→ EXERCISE DETAILS:
Copy every line of the data exactly, leaving nothing out.

┌─ RECORDS FOR THIS TASK

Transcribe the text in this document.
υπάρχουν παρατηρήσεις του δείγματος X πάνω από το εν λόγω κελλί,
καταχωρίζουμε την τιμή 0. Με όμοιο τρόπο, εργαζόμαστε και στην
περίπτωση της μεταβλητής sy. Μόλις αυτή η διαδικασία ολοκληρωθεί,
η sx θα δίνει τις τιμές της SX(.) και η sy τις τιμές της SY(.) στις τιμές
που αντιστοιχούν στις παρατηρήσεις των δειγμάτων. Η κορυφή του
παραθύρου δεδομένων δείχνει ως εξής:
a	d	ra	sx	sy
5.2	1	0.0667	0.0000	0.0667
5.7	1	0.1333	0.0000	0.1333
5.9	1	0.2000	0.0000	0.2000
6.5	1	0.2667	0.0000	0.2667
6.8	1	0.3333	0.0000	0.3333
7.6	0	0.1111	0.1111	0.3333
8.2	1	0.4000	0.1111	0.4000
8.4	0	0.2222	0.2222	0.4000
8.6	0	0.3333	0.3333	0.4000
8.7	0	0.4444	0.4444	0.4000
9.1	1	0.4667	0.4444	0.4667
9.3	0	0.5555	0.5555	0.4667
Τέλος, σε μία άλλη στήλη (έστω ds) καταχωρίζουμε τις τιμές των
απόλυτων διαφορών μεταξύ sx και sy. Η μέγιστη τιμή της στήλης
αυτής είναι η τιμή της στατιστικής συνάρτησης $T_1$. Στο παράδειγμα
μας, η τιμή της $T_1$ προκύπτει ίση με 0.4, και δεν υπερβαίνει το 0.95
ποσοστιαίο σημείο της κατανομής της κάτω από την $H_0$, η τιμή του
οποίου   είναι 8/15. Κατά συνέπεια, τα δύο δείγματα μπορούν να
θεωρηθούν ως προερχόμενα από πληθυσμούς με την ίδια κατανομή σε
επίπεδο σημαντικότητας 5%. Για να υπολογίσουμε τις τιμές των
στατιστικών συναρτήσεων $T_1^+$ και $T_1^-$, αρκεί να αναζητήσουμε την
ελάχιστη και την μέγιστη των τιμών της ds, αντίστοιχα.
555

└─

→ THE SOLUTION:
Transcribe the text in this document.
υπάρχουν παρατηρήσεις του δείγματος X πάνω από το εν λόγω κελλί,
καταχωρίζουμε την τιμή 0. Με όμοιο τρόπο, εργαζόμαστε και στην
περίπτωση της μεταβλητής sy. Μόλις αυτή η διαδικασία ολοκληρωθεί,
η sx θα δίνει τις τιμές της SX(.) και η sy τις τιμές της SY(.) στις τιμές
που αντιστοιχούν στις παρατηρήσεις των δειγμάτων. Η κορυφή του
παραθύρου δεδομένων δείχνει ως εξής:
a	d	ra	sx	sy
5.2	1	0.0667	0.0000	0.0667
5.7	1	0.1333	0.0000	0.1333
5.9	1	0.2000	0.0000	0.2000
6.5	1	0.2667	0.0000	0.2667
6.8	1	0.3333	0.0000	0.3333
7.6	0	0.1111	0.1111	0.3333
8.2	1	0.4000	0.1111	0.4000
8.4	0	0.2222	0.2222	0.4000
8.6	0	0.3333	0.3333	0.4000
8.7	0	0.4444	0.4444	0.4000
9.1	1	0.4667	0.4444	0.4667
9.3	0	0.5555	0.5555	0.4667
Τέλος, σε μία άλλη στήλη (έστω ds) καταχωρίζουμε τις τιμές των
απόλυτων διαφορών μεταξύ sx και sy. Η μέγιστη τιμή της στήλης
αυτής είναι η τιμή της στατιστικής συνάρτησης $T_1$. Στο παράδειγμα
μας, η τιμή της $T_1$ προκύπτει ίση με 0.4, και δεν υπερβαίνει το 0.95
ποσοστιαίο σημείο της κατανομής της κάτω από την $H_0$, η τιμή του
οποίου   είναι 8/15. Κατά συνέπεια, τα δύο δείγματα μπορούν να
θεωρηθούν ως προερχόμενα από πληθυσμούς με την ίδια κατανομή σε
επίπεδο σημαντικότητας 5%. Για να υπολογίσουμε τις τιμές των
στατιστικών συναρτήσεων $T_1^+$ και $T_1^-$, αρκεί να αναζητήσουμε την
ελάχιστη και την μέγιστη των τιμών της ds, αντίστοιχα.
555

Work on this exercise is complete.